## [INFORMATION SUPPLIED]
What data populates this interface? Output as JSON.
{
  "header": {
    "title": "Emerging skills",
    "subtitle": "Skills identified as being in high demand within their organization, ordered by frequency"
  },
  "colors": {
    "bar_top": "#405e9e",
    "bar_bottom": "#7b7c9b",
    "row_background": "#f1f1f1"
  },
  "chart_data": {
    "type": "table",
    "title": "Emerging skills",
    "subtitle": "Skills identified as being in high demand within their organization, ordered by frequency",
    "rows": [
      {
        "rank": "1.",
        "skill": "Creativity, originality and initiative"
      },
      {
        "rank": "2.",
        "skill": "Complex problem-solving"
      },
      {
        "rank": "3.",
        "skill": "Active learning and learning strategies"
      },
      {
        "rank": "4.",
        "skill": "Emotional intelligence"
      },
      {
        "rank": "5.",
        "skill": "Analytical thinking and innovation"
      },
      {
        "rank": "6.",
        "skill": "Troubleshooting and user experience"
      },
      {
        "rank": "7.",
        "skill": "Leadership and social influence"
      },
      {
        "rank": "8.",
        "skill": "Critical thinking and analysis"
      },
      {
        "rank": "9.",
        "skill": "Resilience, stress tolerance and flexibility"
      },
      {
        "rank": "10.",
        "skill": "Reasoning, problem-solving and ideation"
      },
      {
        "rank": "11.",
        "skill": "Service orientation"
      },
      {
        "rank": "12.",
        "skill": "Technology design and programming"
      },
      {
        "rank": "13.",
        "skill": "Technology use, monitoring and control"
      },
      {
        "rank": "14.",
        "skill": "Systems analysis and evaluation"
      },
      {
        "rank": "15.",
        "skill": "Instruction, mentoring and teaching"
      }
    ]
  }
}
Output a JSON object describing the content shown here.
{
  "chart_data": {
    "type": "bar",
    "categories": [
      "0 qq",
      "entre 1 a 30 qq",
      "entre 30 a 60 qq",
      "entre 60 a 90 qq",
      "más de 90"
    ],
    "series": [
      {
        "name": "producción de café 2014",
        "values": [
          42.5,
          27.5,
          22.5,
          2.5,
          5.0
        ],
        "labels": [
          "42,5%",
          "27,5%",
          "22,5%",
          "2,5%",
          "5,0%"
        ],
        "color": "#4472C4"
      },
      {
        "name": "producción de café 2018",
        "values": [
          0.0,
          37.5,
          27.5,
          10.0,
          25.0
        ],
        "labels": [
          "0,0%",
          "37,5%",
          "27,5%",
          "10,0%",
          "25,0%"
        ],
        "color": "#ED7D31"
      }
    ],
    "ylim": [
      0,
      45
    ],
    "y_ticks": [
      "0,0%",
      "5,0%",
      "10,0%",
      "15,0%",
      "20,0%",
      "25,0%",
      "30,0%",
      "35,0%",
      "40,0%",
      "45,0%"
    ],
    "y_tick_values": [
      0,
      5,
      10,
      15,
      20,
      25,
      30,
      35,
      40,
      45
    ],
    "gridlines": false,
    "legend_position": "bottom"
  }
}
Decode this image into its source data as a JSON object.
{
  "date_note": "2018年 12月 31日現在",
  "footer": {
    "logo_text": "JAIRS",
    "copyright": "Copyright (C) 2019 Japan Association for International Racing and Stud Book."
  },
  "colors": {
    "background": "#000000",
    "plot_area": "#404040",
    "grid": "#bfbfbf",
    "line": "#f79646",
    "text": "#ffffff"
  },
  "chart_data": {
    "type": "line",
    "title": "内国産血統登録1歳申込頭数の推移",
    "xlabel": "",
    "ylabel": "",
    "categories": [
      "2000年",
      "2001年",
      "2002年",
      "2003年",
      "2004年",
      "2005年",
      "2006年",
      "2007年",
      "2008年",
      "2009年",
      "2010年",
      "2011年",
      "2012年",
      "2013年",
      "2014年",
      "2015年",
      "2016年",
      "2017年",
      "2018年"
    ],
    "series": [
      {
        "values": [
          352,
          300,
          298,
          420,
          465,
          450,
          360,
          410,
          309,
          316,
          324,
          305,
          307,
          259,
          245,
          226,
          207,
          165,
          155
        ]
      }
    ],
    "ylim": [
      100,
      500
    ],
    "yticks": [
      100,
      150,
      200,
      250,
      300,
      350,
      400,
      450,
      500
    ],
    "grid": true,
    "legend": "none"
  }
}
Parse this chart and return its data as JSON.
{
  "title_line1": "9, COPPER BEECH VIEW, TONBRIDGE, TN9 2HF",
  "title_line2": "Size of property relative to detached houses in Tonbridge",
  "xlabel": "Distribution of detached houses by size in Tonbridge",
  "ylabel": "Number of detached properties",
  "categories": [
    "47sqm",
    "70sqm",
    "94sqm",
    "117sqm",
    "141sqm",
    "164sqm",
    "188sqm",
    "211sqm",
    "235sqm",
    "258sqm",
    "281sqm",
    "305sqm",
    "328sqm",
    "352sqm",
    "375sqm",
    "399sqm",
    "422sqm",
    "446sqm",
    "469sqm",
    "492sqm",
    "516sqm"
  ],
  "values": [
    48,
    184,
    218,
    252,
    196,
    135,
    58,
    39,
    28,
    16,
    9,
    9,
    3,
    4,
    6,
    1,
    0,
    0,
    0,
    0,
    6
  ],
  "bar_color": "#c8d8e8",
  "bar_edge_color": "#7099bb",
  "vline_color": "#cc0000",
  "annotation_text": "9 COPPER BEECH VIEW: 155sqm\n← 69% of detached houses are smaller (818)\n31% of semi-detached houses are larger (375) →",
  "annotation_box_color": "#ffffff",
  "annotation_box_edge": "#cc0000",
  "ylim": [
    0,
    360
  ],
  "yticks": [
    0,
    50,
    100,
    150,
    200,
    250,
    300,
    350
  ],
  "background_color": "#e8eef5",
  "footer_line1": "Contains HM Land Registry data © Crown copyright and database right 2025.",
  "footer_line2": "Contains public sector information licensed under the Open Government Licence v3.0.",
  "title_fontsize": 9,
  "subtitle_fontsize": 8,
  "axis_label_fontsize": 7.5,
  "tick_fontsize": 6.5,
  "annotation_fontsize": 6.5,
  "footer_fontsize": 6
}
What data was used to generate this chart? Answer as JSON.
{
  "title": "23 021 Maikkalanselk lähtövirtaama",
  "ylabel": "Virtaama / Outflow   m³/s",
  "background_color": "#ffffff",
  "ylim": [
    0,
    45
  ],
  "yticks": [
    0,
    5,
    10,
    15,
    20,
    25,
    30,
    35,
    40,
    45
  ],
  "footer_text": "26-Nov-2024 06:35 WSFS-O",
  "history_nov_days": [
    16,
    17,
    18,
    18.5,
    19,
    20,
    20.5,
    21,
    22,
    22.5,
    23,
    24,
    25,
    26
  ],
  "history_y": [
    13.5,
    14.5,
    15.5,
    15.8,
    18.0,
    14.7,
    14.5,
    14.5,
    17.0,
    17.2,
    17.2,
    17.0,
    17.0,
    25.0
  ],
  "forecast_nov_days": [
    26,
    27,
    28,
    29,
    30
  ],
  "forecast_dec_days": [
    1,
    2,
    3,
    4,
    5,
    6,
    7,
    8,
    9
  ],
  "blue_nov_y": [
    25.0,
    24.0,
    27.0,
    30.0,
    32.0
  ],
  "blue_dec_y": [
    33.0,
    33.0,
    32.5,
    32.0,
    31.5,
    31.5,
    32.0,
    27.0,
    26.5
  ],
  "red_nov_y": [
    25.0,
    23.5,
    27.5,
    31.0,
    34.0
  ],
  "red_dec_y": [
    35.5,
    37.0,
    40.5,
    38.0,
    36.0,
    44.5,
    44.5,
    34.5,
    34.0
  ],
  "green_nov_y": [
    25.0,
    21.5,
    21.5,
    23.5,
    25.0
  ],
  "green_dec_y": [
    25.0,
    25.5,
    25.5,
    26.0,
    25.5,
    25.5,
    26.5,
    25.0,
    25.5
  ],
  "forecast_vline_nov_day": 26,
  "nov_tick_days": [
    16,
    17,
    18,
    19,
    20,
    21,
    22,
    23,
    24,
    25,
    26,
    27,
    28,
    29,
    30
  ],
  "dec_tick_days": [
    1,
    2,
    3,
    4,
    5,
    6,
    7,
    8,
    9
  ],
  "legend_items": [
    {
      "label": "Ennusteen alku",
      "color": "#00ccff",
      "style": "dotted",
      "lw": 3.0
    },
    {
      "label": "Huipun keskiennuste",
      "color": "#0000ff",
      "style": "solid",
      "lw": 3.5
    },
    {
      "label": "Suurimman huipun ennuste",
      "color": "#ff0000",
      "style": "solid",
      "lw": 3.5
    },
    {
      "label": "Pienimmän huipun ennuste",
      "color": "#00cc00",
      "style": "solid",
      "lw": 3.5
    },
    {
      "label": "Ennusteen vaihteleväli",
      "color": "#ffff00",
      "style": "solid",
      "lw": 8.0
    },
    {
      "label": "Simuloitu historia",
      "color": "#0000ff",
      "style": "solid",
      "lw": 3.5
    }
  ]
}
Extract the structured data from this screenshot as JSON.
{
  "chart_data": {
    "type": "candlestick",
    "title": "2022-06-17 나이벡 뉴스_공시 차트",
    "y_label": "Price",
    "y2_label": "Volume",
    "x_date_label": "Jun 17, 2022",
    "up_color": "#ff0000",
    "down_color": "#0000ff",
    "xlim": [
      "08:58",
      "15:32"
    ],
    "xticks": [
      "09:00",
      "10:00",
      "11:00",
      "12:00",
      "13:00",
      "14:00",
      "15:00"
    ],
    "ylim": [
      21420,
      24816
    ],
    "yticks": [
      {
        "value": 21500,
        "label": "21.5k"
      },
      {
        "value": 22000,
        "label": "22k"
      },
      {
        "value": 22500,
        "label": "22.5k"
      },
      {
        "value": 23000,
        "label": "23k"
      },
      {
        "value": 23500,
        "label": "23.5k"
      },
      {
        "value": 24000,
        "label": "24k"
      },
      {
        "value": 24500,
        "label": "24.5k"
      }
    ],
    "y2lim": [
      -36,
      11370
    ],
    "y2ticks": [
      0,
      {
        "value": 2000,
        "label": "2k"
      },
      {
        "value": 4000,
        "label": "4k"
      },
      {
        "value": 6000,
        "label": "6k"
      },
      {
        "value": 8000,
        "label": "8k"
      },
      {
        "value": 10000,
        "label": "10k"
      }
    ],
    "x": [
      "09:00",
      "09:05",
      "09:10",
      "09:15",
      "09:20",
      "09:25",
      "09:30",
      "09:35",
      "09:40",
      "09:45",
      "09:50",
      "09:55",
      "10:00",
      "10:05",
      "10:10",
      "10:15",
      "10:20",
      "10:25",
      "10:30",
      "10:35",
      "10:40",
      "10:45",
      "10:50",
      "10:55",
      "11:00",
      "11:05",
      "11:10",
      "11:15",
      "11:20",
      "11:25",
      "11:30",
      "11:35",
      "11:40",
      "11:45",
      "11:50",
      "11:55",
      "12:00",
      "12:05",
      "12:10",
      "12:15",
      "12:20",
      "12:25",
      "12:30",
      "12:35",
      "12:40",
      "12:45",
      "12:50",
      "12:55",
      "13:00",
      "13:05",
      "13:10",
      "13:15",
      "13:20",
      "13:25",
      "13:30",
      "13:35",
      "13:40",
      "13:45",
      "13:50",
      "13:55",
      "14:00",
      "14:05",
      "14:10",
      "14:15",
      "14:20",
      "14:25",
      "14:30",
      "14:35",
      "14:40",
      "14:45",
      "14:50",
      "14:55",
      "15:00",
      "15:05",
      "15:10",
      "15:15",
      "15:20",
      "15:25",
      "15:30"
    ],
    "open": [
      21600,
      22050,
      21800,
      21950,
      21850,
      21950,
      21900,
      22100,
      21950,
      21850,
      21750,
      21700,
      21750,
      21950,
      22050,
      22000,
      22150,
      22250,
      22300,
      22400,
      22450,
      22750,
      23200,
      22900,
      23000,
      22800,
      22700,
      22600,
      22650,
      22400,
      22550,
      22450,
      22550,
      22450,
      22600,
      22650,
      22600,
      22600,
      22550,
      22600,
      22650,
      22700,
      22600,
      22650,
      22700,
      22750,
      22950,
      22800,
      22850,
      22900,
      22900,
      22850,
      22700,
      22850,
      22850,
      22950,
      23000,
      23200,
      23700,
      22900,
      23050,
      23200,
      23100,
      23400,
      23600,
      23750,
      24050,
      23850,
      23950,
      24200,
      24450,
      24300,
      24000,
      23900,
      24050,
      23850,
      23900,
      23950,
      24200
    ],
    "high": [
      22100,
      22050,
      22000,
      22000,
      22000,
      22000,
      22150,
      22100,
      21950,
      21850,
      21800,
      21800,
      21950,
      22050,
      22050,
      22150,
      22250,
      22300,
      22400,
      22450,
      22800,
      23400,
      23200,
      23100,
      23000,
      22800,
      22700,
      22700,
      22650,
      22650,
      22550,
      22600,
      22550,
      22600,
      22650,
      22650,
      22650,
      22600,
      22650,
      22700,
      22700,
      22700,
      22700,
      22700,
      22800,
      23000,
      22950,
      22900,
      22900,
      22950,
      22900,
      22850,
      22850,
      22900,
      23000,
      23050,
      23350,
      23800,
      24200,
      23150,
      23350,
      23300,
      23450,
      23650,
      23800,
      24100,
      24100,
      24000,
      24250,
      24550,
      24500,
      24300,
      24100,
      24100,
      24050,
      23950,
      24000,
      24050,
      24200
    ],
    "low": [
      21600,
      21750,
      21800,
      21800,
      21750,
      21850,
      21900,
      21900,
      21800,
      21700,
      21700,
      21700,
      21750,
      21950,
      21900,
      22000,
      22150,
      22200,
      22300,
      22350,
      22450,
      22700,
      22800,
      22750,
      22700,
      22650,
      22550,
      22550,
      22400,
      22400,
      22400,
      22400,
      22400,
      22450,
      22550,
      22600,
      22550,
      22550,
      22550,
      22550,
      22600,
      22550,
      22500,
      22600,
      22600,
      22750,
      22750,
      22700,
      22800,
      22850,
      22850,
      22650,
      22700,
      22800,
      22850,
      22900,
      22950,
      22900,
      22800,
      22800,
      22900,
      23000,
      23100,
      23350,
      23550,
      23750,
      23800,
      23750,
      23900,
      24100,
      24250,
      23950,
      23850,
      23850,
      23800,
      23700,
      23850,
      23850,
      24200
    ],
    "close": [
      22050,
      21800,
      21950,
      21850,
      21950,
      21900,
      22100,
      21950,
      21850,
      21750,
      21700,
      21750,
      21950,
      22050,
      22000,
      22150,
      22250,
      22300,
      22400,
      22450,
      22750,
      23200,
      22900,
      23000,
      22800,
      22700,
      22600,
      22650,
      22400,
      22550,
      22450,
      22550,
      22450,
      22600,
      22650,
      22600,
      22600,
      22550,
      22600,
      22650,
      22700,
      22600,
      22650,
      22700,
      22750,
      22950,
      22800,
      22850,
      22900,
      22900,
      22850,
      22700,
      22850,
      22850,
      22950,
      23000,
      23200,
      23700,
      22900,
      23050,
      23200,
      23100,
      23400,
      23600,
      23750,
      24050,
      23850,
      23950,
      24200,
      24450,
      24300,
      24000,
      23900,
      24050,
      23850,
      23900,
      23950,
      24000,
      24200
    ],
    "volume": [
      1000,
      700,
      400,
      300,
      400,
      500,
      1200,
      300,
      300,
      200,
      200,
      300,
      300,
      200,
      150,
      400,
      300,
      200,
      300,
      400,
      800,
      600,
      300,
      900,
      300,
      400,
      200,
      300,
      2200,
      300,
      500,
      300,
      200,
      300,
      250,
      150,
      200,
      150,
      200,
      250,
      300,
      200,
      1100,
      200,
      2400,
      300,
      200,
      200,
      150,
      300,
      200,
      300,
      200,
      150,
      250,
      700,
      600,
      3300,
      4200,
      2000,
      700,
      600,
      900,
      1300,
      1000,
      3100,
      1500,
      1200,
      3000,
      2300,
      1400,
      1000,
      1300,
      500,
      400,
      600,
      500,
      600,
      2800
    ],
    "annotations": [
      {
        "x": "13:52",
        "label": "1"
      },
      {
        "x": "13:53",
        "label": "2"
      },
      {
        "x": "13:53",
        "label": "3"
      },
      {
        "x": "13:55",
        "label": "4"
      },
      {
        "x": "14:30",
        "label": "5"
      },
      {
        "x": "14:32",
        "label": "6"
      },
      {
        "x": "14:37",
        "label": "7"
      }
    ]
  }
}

## [GIVEN EXERCISE]
Show the lines of the records that include the string "What".

## [RESULT OF THIS EXERCISE]
What data populates this interface? Output as JSON.
What data was used to generate this chart? Answer as JSON.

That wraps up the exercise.